■ **Instruction**
Repeat each entry in full, exactly.

[Collected data entries]
** BEGIN **

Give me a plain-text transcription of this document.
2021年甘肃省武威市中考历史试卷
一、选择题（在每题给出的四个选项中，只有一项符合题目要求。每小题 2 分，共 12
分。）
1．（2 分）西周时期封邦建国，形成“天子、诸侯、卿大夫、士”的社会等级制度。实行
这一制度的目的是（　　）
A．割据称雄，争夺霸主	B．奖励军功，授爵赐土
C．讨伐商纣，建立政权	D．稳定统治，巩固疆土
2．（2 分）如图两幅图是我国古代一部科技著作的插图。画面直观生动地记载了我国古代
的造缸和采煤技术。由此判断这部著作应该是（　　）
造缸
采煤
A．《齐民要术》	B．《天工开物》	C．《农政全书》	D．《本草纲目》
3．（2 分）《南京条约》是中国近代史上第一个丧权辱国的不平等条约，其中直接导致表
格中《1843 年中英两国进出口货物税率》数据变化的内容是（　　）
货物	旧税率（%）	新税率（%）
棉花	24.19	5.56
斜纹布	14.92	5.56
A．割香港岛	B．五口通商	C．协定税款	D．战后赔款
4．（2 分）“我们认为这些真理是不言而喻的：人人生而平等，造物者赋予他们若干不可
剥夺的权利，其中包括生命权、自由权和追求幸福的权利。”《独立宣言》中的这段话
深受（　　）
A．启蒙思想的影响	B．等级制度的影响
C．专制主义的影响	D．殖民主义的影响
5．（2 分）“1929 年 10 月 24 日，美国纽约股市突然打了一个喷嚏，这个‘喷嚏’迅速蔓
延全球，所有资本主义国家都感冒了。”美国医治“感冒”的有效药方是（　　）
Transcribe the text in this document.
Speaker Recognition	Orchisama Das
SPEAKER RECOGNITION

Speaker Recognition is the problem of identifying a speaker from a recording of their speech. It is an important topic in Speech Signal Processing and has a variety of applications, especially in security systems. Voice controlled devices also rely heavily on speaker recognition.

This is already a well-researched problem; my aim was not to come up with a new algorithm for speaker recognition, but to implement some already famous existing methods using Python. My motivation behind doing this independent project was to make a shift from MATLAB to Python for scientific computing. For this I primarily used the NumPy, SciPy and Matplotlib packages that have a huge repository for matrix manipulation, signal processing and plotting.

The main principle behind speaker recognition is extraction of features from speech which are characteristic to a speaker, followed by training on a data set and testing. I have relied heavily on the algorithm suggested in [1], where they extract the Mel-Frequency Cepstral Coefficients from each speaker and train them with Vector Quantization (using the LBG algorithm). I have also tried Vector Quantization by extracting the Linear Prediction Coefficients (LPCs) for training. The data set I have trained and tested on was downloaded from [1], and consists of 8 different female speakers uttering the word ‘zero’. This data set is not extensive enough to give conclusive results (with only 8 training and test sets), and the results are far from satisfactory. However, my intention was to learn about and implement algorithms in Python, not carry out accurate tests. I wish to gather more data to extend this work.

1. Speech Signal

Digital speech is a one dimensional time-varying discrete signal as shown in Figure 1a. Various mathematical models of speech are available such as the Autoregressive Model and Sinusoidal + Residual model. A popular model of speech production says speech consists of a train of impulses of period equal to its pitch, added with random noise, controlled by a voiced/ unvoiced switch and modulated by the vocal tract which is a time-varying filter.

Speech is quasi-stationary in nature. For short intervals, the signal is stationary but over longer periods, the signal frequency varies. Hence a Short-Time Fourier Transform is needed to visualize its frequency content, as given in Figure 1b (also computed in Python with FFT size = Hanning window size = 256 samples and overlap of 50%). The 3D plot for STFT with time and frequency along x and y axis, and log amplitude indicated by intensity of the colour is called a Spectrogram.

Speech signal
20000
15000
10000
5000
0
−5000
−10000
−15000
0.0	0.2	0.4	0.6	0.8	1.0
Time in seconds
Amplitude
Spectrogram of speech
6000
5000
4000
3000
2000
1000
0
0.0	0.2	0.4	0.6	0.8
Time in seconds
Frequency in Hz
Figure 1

** END **

■ **The output**
Give me a plain-text transcription of this document.
2021年甘肃省武威市中考历史试卷
一、选择题（在每题给出的四个选项中，只有一项符合题目要求。每小题 2 分，共 12
分。）
1．（2 分）西周时期封邦建国，形成“天子、诸侯、卿大夫、士”的社会等级制度。实行
这一制度的目的是（　　）
A．割据称雄，争夺霸主	B．奖励军功，授爵赐土
C．讨伐商纣，建立政权	D．稳定统治，巩固疆土
2．（2 分）如图两幅图是我国古代一部科技著作的插图。画面直观生动地记载了我国古代
的造缸和采煤技术。由此判断这部著作应该是（　　）
造缸
采煤
A．《齐民要术》	B．《天工开物》	C．《农政全书》	D．《本草纲目》
3．（2 分）《南京条约》是中国近代史上第一个丧权辱国的不平等条约，其中直接导致表
格中《1843 年中英两国进出口货物税率》数据变化的内容是（　　）
货物	旧税率（%）	新税率（%）
棉花	24.19	5.56
斜纹布	14.92	5.56
A．割香港岛	B．五口通商	C．协定税款	D．战后赔款
4．（2 分）“我们认为这些真理是不言而喻的：人人生而平等，造物者赋予他们若干不可
剥夺的权利，其中包括生命权、自由权和追求幸福的权利。”《独立宣言》中的这段话
深受（　　）
A．启蒙思想的影响	B．等级制度的影响
C．专制主义的影响	D．殖民主义的影响
5．（2 分）“1929 年 10 月 24 日，美国纽约股市突然打了一个喷嚏，这个‘喷嚏’迅速蔓
延全球，所有资本主义国家都感冒了。”美国医治“感冒”的有效药方是（　　）
Transcribe the text in this document.
Speaker Recognition	Orchisama Das
SPEAKER RECOGNITION

Speaker Recognition is the problem of identifying a speaker from a recording of their speech. It is an important topic in Speech Signal Processing and has a variety of applications, especially in security systems. Voice controlled devices also rely heavily on speaker recognition.

This is already a well-researched problem; my aim was not to come up with a new algorithm for speaker recognition, but to implement some already famous existing methods using Python. My motivation behind doing this independent project was to make a shift from MATLAB to Python for scientific computing. For this I primarily used the NumPy, SciPy and Matplotlib packages that have a huge repository for matrix manipulation, signal processing and plotting.

The main principle behind speaker recognition is extraction of features from speech which are characteristic to a speaker, followed by training on a data set and testing. I have relied heavily on the algorithm suggested in [1], where they extract the Mel-Frequency Cepstral Coefficients from each speaker and train them with Vector Quantization (using the LBG algorithm). I have also tried Vector Quantization by extracting the Linear Prediction Coefficients (LPCs) for training. The data set I have trained and tested on was downloaded from [1], and consists of 8 different female speakers uttering the word ‘zero’. This data set is not extensive enough to give conclusive results (with only 8 training and test sets), and the results are far from satisfactory. However, my intention was to learn about and implement algorithms in Python, not carry out accurate tests. I wish to gather more data to extend this work.

1. Speech Signal

Digital speech is a one dimensional time-varying discrete signal as shown in Figure 1a. Various mathematical models of speech are available such as the Autoregressive Model and Sinusoidal + Residual model. A popular model of speech production says speech consists of a train of impulses of period equal to its pitch, added with random noise, controlled by a voiced/ unvoiced switch and modulated by the vocal tract which is a time-varying filter.

Speech is quasi-stationary in nature. For short intervals, the signal is stationary but over longer periods, the signal frequency varies. Hence a Short-Time Fourier Transform is needed to visualize its frequency content, as given in Figure 1b (also computed in Python with FFT size = Hanning window size = 256 samples and overlap of 50%). The 3D plot for STFT with time and frequency along x and y axis, and log amplitude indicated by intensity of the colour is called a Spectrogram.

Speech signal
20000
15000
10000
5000
0
−5000
−10000
−15000
0.0	0.2	0.4	0.6	0.8	1.0
Time in seconds
Amplitude
Spectrogram of speech
6000
5000
4000
3000
2000
1000
0
0.0	0.2	0.4	0.6	0.8
Time in seconds
Frequency in Hz
Figure 1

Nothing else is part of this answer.